The records below must be transcribed exactly. Do not include the pictures.
********************
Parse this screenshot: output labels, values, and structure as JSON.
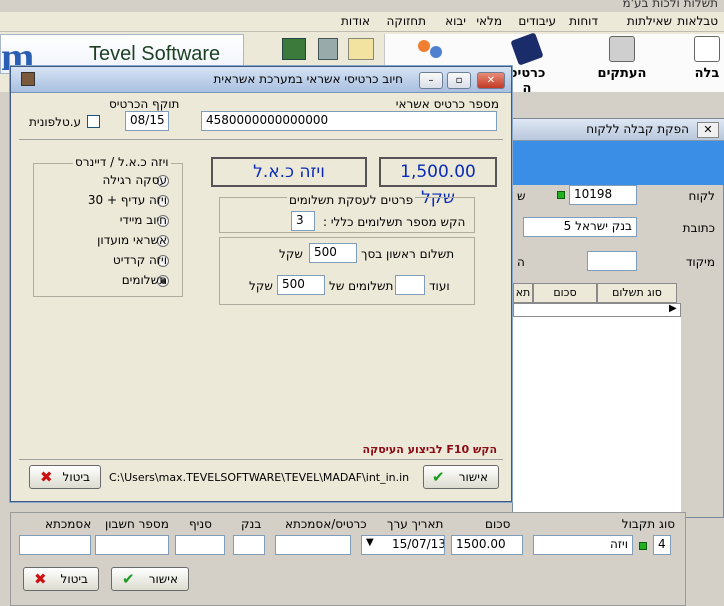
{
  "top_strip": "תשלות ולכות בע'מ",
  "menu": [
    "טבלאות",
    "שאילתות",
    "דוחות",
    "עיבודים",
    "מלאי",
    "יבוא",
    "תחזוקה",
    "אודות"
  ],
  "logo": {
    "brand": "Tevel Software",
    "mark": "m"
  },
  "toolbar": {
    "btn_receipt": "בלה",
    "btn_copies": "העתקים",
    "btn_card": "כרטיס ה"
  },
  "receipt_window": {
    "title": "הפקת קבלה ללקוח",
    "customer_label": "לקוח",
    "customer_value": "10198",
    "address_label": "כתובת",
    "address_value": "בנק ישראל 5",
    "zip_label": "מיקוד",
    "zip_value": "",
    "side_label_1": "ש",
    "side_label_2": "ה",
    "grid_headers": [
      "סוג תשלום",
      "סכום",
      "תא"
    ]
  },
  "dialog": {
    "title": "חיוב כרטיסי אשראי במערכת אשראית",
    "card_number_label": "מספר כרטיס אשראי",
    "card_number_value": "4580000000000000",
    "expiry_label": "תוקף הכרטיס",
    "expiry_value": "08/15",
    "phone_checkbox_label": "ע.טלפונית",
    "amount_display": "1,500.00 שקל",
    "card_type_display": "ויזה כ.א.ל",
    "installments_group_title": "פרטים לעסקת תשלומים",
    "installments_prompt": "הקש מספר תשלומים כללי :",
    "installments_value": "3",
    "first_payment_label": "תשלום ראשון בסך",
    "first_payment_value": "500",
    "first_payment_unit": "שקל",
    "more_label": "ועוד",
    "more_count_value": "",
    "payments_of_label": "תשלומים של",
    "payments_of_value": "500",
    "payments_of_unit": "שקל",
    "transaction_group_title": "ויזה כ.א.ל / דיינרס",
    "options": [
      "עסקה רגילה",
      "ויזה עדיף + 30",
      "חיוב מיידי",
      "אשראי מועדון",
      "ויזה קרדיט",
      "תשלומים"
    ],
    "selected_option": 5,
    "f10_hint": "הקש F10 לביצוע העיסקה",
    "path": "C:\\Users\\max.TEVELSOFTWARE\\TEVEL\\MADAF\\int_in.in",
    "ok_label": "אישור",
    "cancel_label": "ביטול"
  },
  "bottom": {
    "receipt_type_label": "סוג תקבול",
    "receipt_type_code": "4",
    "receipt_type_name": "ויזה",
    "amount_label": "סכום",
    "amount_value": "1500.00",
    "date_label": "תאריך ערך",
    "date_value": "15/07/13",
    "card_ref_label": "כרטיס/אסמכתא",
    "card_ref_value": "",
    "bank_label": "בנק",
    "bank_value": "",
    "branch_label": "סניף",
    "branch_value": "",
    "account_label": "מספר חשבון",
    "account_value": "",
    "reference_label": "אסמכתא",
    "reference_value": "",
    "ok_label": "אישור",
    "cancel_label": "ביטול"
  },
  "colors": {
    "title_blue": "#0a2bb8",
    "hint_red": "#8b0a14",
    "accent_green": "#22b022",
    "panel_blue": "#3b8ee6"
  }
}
********************
# OUTPUT OF THE TASK
Parse this screenshot: output labels, values, and structure as JSON.
{
  "top_strip": "תשלות ולכות בע'מ",
  "menu": [
    "טבלאות",
    "שאילתות",
    "דוחות",
    "עיבודים",
    "מלאי",
    "יבוא",
    "תחזוקה",
    "אודות"
  ],
  "logo": {
    "brand": "Tevel Software",
    "mark": "m"
  },
  "toolbar": {
    "btn_receipt": "בלה",
    "btn_copies": "העתקים",
    "btn_card": "כרטיס ה"
  },
  "receipt_window": {
    "title": "הפקת קבלה ללקוח",
    "customer_label": "לקוח",
    "customer_value": "10198",
    "address_label": "כתובת",
    "address_value": "בנק ישראל 5",
    "zip_label": "מיקוד",
    "zip_value": "",
    "side_label_1": "ש",
    "side_label_2": "ה",
    "grid_headers": [
      "סוג תשלום",
      "סכום",
      "תא"
    ]
  },
  "dialog": {
    "title": "חיוב כרטיסי אשראי במערכת אשראית",
    "card_number_label": "מספר כרטיס אשראי",
    "card_number_value": "4580000000000000",
    "expiry_label": "תוקף הכרטיס",
    "expiry_value": "08/15",
    "phone_checkbox_label": "ע.טלפונית",
    "amount_display": "1,500.00 שקל",
    "card_type_display": "ויזה כ.א.ל",
    "installments_group_title": "פרטים לעסקת תשלומים",
    "installments_prompt": "הקש מספר תשלומים כללי :",
    "installments_value": "3",
    "first_payment_label": "תשלום ראשון בסך",
    "first_payment_value": "500",
    "first_payment_unit": "שקל",
    "more_label": "ועוד",
    "more_count_value": "",
    "payments_of_label": "תשלומים של",
    "payments_of_value": "500",
    "payments_of_unit": "שקל",
    "transaction_group_title": "ויזה כ.א.ל / דיינרס",
    "options": [
      "עסקה רגילה",
      "ויזה עדיף + 30",
      "חיוב מיידי",
      "אשראי מועדון",
      "ויזה קרדיט",
      "תשלומים"
    ],
    "selected_option": 5,
    "f10_hint": "הקש F10 לביצוע העיסקה",
    "path": "C:\\Users\\max.TEVELSOFTWARE\\TEVEL\\MADAF\\int_in.in",
    "ok_label": "אישור",
    "cancel_label": "ביטול"
  },
  "bottom": {
    "receipt_type_label": "סוג תקבול",
    "receipt_type_code": "4",
    "receipt_type_name": "ויזה",
    "amount_label": "סכום",
    "amount_value": "1500.00",
    "date_label": "תאריך ערך",
    "date_value": "15/07/13",
    "card_ref_label": "כרטיס/אסמכתא",
    "card_ref_value": "",
    "bank_label": "בנק",
    "bank_value": "",
    "branch_label": "סניף",
    "branch_value": "",
    "account_label": "מספר חשבון",
    "account_value": "",
    "reference_label": "אסמכתא",
    "reference_value": "",
    "ok_label": "אישור",
    "cancel_label": "ביטול"
  },
  "colors": {
    "title_blue": "#0a2bb8",
    "hint_red": "#8b0a14",
    "accent_green": "#22b022",
    "panel_blue": "#3b8ee6"
  }
}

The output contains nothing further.